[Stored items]
* * * * *

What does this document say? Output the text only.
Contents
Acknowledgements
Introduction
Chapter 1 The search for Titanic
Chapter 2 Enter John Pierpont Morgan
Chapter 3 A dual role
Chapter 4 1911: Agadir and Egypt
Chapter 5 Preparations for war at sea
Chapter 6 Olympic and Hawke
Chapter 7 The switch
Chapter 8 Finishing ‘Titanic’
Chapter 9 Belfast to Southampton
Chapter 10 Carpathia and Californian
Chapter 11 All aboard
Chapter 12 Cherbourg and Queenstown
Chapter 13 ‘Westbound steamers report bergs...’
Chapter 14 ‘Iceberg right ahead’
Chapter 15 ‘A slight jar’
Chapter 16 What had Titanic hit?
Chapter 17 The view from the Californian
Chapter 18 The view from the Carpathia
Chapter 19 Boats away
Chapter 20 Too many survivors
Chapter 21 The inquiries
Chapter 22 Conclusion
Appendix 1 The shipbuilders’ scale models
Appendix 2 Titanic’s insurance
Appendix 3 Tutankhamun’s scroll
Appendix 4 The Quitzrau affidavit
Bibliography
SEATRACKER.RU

* * * * *

Restate the records, all of them, precisely as written.

What does this document say? Output the text only.
Contents
Acknowledgements
Introduction
Chapter 1 The search for Titanic
Chapter 2 Enter John Pierpont Morgan
Chapter 3 A dual role
Chapter 4 1911: Agadir and Egypt
Chapter 5 Preparations for war at sea
Chapter 6 Olympic and Hawke
Chapter 7 The switch
Chapter 8 Finishing ‘Titanic’
Chapter 9 Belfast to Southampton
Chapter 10 Carpathia and Californian
Chapter 11 All aboard
Chapter 12 Cherbourg and Queenstown
Chapter 13 ‘Westbound steamers report bergs...’
Chapter 14 ‘Iceberg right ahead’
Chapter 15 ‘A slight jar’
Chapter 16 What had Titanic hit?
Chapter 17 The view from the Californian
Chapter 18 The view from the Carpathia
Chapter 19 Boats away
Chapter 20 Too many survivors
Chapter 21 The inquiries
Chapter 22 Conclusion
Appendix 1 The shipbuilders’ scale models
Appendix 2 Titanic’s insurance
Appendix 3 Tutankhamun’s scroll
Appendix 4 The Quitzrau affidavit
Bibliography
SEATRACKER.RU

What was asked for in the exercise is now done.